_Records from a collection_
• • • • •

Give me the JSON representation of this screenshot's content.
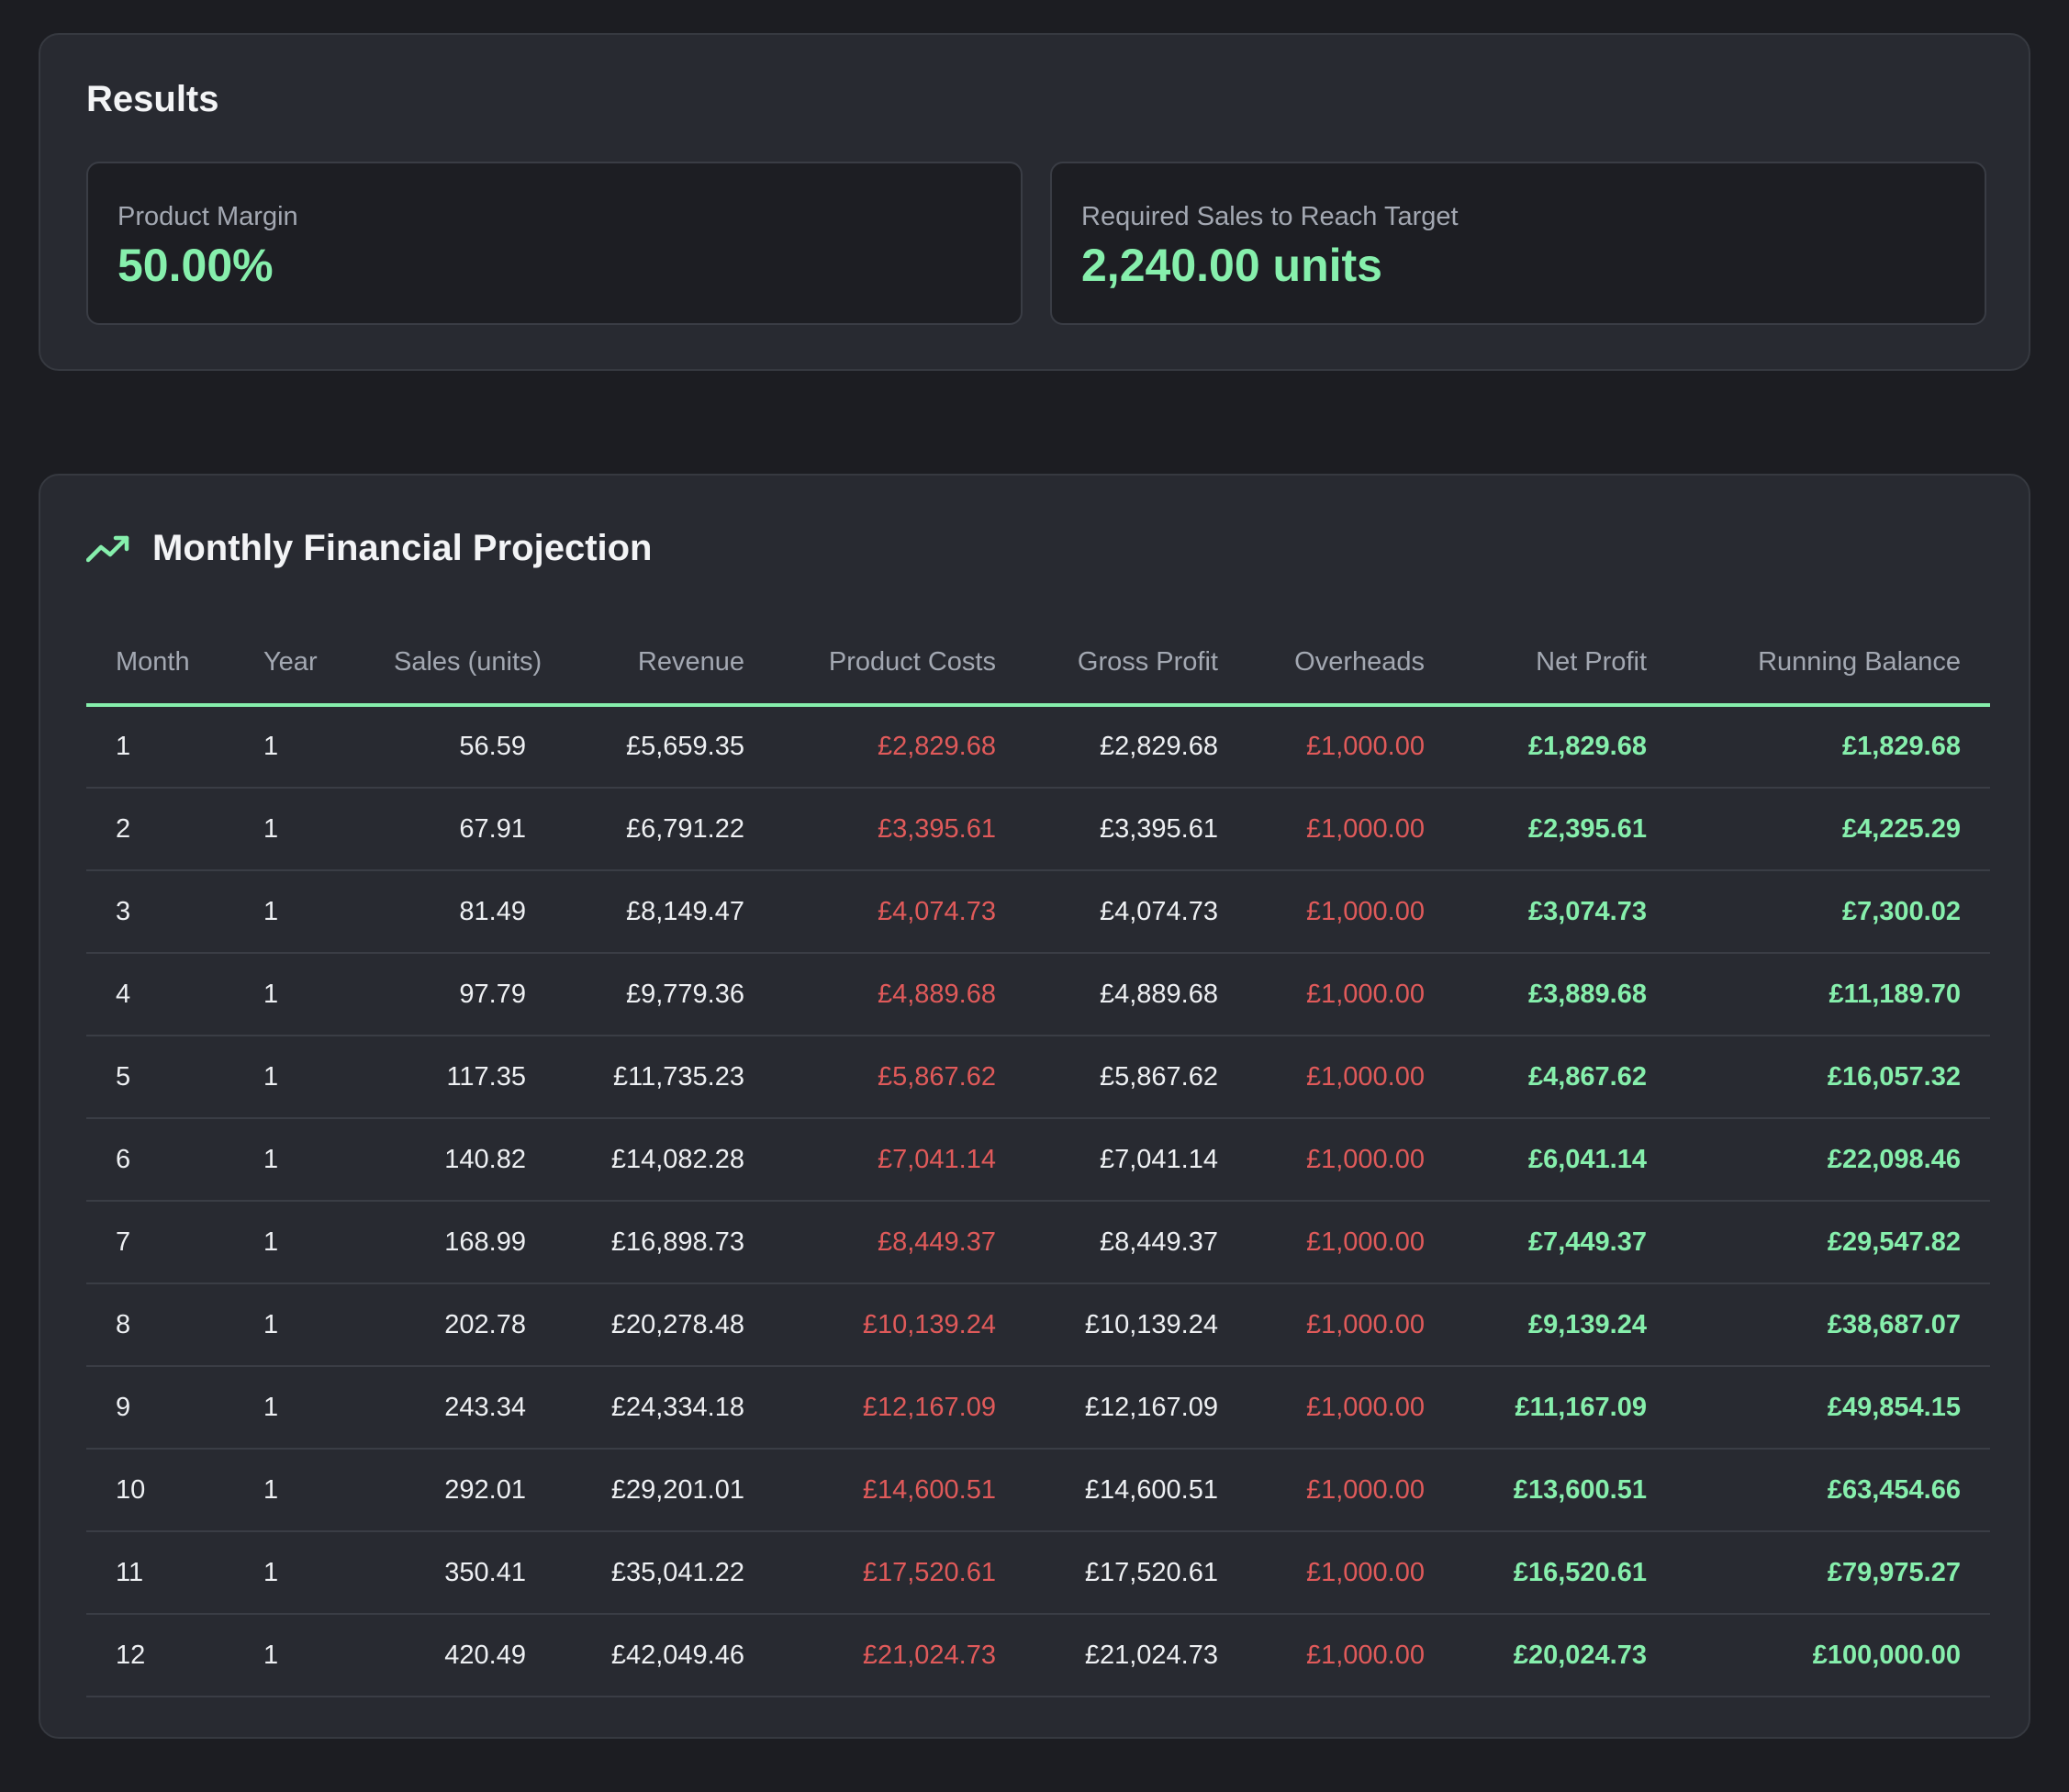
{
  "results": {
    "title": "Results",
    "cards": [
      {
        "label": "Product Margin",
        "value": "50.00%"
      },
      {
        "label": "Required Sales to Reach Target",
        "value": "2,240.00 units"
      }
    ]
  },
  "projection": {
    "title": "Monthly Financial Projection",
    "icon": "trending-up-icon",
    "headers": [
      "Month",
      "Year",
      "Sales (units)",
      "Revenue",
      "Product Costs",
      "Gross Profit",
      "Overheads",
      "Net Profit",
      "Running Balance"
    ],
    "rows": [
      [
        "1",
        "1",
        "56.59",
        "£5,659.35",
        "£2,829.68",
        "£2,829.68",
        "£1,000.00",
        "£1,829.68",
        "£1,829.68"
      ],
      [
        "2",
        "1",
        "67.91",
        "£6,791.22",
        "£3,395.61",
        "£3,395.61",
        "£1,000.00",
        "£2,395.61",
        "£4,225.29"
      ],
      [
        "3",
        "1",
        "81.49",
        "£8,149.47",
        "£4,074.73",
        "£4,074.73",
        "£1,000.00",
        "£3,074.73",
        "£7,300.02"
      ],
      [
        "4",
        "1",
        "97.79",
        "£9,779.36",
        "£4,889.68",
        "£4,889.68",
        "£1,000.00",
        "£3,889.68",
        "£11,189.70"
      ],
      [
        "5",
        "1",
        "117.35",
        "£11,735.23",
        "£5,867.62",
        "£5,867.62",
        "£1,000.00",
        "£4,867.62",
        "£16,057.32"
      ],
      [
        "6",
        "1",
        "140.82",
        "£14,082.28",
        "£7,041.14",
        "£7,041.14",
        "£1,000.00",
        "£6,041.14",
        "£22,098.46"
      ],
      [
        "7",
        "1",
        "168.99",
        "£16,898.73",
        "£8,449.37",
        "£8,449.37",
        "£1,000.00",
        "£7,449.37",
        "£29,547.82"
      ],
      [
        "8",
        "1",
        "202.78",
        "£20,278.48",
        "£10,139.24",
        "£10,139.24",
        "£1,000.00",
        "£9,139.24",
        "£38,687.07"
      ],
      [
        "9",
        "1",
        "243.34",
        "£24,334.18",
        "£12,167.09",
        "£12,167.09",
        "£1,000.00",
        "£11,167.09",
        "£49,854.15"
      ],
      [
        "10",
        "1",
        "292.01",
        "£29,201.01",
        "£14,600.51",
        "£14,600.51",
        "£1,000.00",
        "£13,600.51",
        "£63,454.66"
      ],
      [
        "11",
        "1",
        "350.41",
        "£35,041.22",
        "£17,520.61",
        "£17,520.61",
        "£1,000.00",
        "£16,520.61",
        "£79,975.27"
      ],
      [
        "12",
        "1",
        "420.49",
        "£42,049.46",
        "£21,024.73",
        "£21,024.73",
        "£1,000.00",
        "£20,024.73",
        "£100,000.00"
      ]
    ]
  },
  "colors": {
    "background": "#1c1d22",
    "panel": "#282a31",
    "accent_green": "#86efac",
    "negative_red": "#e05a5a",
    "muted_text": "#a3a8b2"
  }
}
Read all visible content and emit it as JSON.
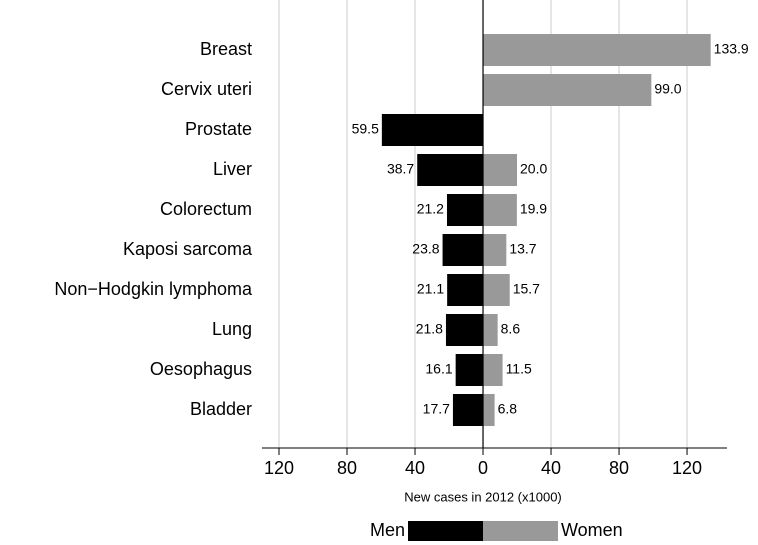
{
  "chart_data": {
    "type": "butterfly",
    "categories": [
      "Breast",
      "Cervix uteri",
      "Prostate",
      "Liver",
      "Colorectum",
      "Kaposi sarcoma",
      "Non−Hodgkin lymphoma",
      "Lung",
      "Oesophagus",
      "Bladder"
    ],
    "series": [
      {
        "name": "Men",
        "color": "#000000",
        "values": [
          null,
          null,
          59.5,
          38.7,
          21.2,
          23.8,
          21.1,
          21.8,
          16.1,
          17.7
        ],
        "value_labels": [
          null,
          null,
          "59.5",
          "38.7",
          "21.2",
          "23.8",
          "21.1",
          "21.8",
          "16.1",
          "17.7"
        ]
      },
      {
        "name": "Women",
        "color": "#999999",
        "values": [
          133.9,
          99,
          null,
          20,
          19.9,
          13.7,
          15.7,
          8.6,
          11.5,
          6.8
        ],
        "value_labels": [
          "133.9",
          "99.0",
          null,
          "20.0",
          "19.9",
          "13.7",
          "15.7",
          "8.6",
          "11.5",
          "6.8"
        ]
      }
    ],
    "xlabel": "New cases in 2012 (x1000)",
    "xlim": [
      -130,
      143.5
    ],
    "xticks": [
      {
        "value": -120,
        "label": "120"
      },
      {
        "value": -80,
        "label": "80"
      },
      {
        "value": -40,
        "label": "40"
      },
      0,
      40,
      80,
      120
    ],
    "grid": true
  }
}
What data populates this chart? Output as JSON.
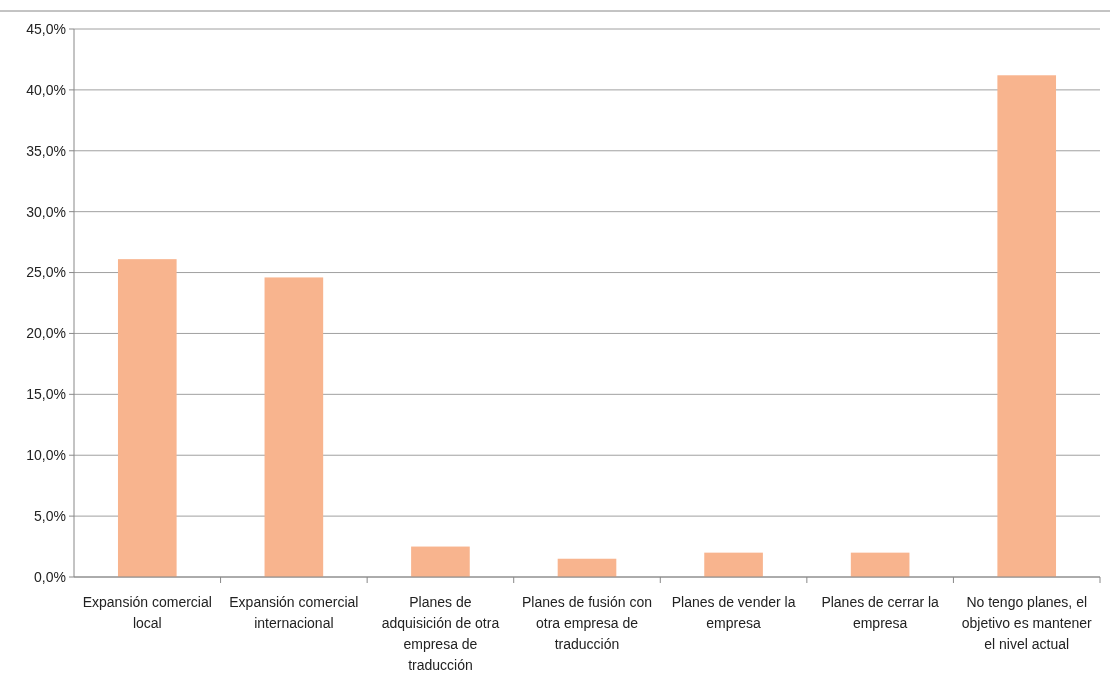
{
  "chart_data": {
    "type": "bar",
    "categories": [
      "Expansión comercial local",
      "Expansión comercial internacional",
      "Planes de adquisición de otra empresa de traducción",
      "Planes de fusión con otra empresa de traducción",
      "Planes de vender la empresa",
      "Planes de cerrar la empresa",
      "No tengo planes, el objetivo es mantener el nivel actual"
    ],
    "values": [
      26.1,
      24.6,
      2.5,
      1.5,
      2.0,
      2.0,
      41.2
    ],
    "color": "#f8b48e",
    "ylim": [
      0,
      45
    ],
    "yticks": [
      {
        "value": 0,
        "label": "0,0%"
      },
      {
        "value": 5,
        "label": "5,0%"
      },
      {
        "value": 10,
        "label": "10,0%"
      },
      {
        "value": 15,
        "label": "15,0%"
      },
      {
        "value": 20,
        "label": "20,0%"
      },
      {
        "value": 25,
        "label": "25,0%"
      },
      {
        "value": 30,
        "label": "30,0%"
      },
      {
        "value": 35,
        "label": "35,0%"
      },
      {
        "value": 40,
        "label": "40,0%"
      },
      {
        "value": 45,
        "label": "45,0%"
      }
    ],
    "grid": "y"
  }
}
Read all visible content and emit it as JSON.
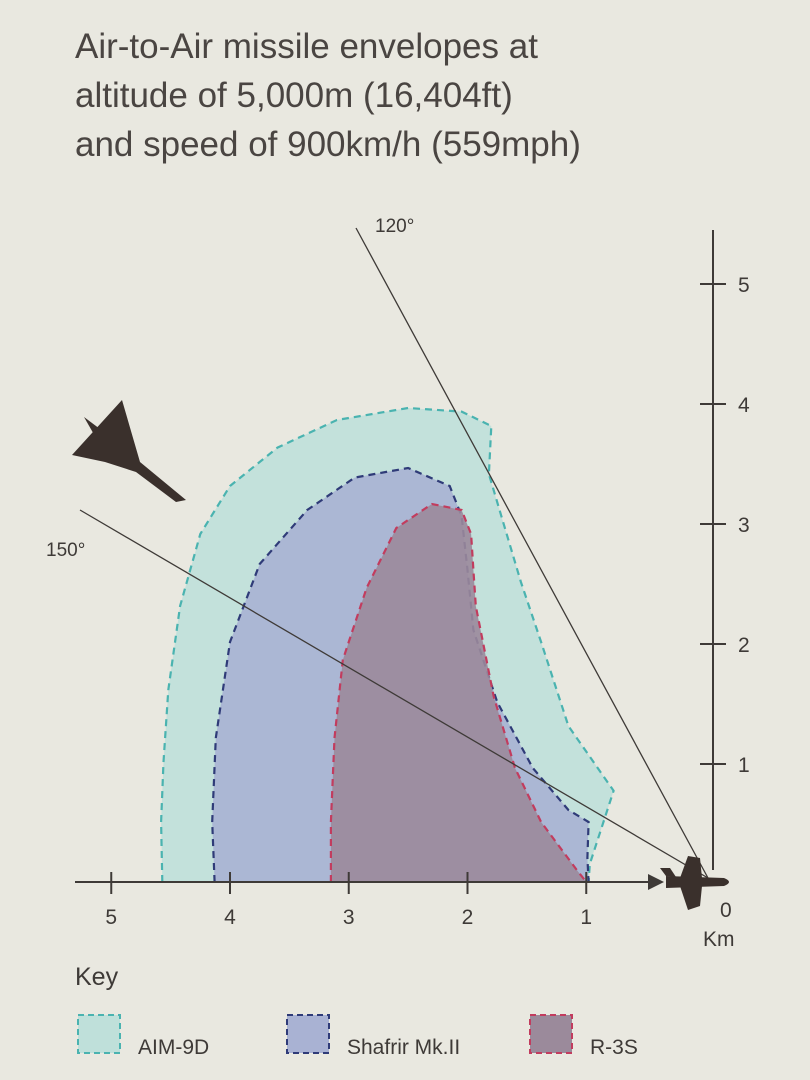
{
  "chart_data": {
    "type": "area",
    "title": [
      "Air-to-Air missile envelopes at",
      "altitude of 5,000m (16,404ft)",
      "and speed of 900km/h (559mph)"
    ],
    "x_unit": "Km",
    "x_axis": {
      "range": [
        0,
        5
      ],
      "reversed": true,
      "ticks": [
        "5",
        "4",
        "3",
        "2",
        "1"
      ],
      "origin_label": "0"
    },
    "y_axis": {
      "range": [
        0,
        5.5
      ],
      "ticks": [
        "1",
        "2",
        "3",
        "4",
        "5"
      ]
    },
    "angle_lines": [
      {
        "label": "120°",
        "angle_deg": 120
      },
      {
        "label": "150°",
        "angle_deg": 150
      }
    ],
    "legend": {
      "title": "Key",
      "placement": "bottom"
    },
    "series": [
      {
        "name": "AIM-9D",
        "fill": "#bfe0da",
        "stroke": "#4ab3b0",
        "points": [
          [
            4.57,
            0
          ],
          [
            4.58,
            0.5
          ],
          [
            4.56,
            1
          ],
          [
            4.52,
            1.6
          ],
          [
            4.42,
            2.3
          ],
          [
            4.25,
            2.9
          ],
          [
            4.0,
            3.3
          ],
          [
            3.6,
            3.62
          ],
          [
            3.1,
            3.85
          ],
          [
            2.5,
            3.95
          ],
          [
            2.05,
            3.92
          ],
          [
            1.8,
            3.8
          ],
          [
            1.82,
            3.4
          ],
          [
            1.7,
            3.0
          ],
          [
            1.55,
            2.5
          ],
          [
            1.38,
            2.0
          ],
          [
            1.15,
            1.3
          ],
          [
            0.77,
            0.76
          ],
          [
            0.97,
            0.15
          ],
          [
            0.98,
            0
          ]
        ]
      },
      {
        "name": "Shafrir Mk.II",
        "fill": "#a9b2d3",
        "stroke": "#2f3b78",
        "points": [
          [
            4.13,
            0
          ],
          [
            4.15,
            0.5
          ],
          [
            4.12,
            1.2
          ],
          [
            4.0,
            2.0
          ],
          [
            3.75,
            2.65
          ],
          [
            3.35,
            3.1
          ],
          [
            2.95,
            3.37
          ],
          [
            2.5,
            3.45
          ],
          [
            2.15,
            3.3
          ],
          [
            2.05,
            3.05
          ],
          [
            2.0,
            2.6
          ],
          [
            1.95,
            2.1
          ],
          [
            1.75,
            1.5
          ],
          [
            1.45,
            0.95
          ],
          [
            1.15,
            0.6
          ],
          [
            0.98,
            0.5
          ],
          [
            0.99,
            0.2
          ],
          [
            0.98,
            0
          ]
        ]
      },
      {
        "name": "R-3S",
        "fill": "#9b8a9b",
        "stroke": "#c23c5e",
        "points": [
          [
            3.15,
            0
          ],
          [
            3.15,
            0.5
          ],
          [
            3.12,
            1.2
          ],
          [
            3.05,
            1.85
          ],
          [
            2.85,
            2.45
          ],
          [
            2.6,
            2.95
          ],
          [
            2.3,
            3.15
          ],
          [
            2.05,
            3.1
          ],
          [
            1.97,
            2.9
          ],
          [
            1.95,
            2.6
          ],
          [
            1.93,
            2.3
          ],
          [
            1.78,
            1.55
          ],
          [
            1.6,
            0.95
          ],
          [
            1.38,
            0.5
          ],
          [
            1.08,
            0.1
          ],
          [
            1.0,
            0
          ]
        ]
      }
    ]
  },
  "icons": {
    "fighter": "delta-wing-fighter-icon",
    "target": "target-aircraft-icon"
  }
}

• • • • •

_Direction_
Gather all lines from the records above in which "Expansión" appears.

_Written answer_
      "Expansión comercial local",
      "Expansión comercial internacional",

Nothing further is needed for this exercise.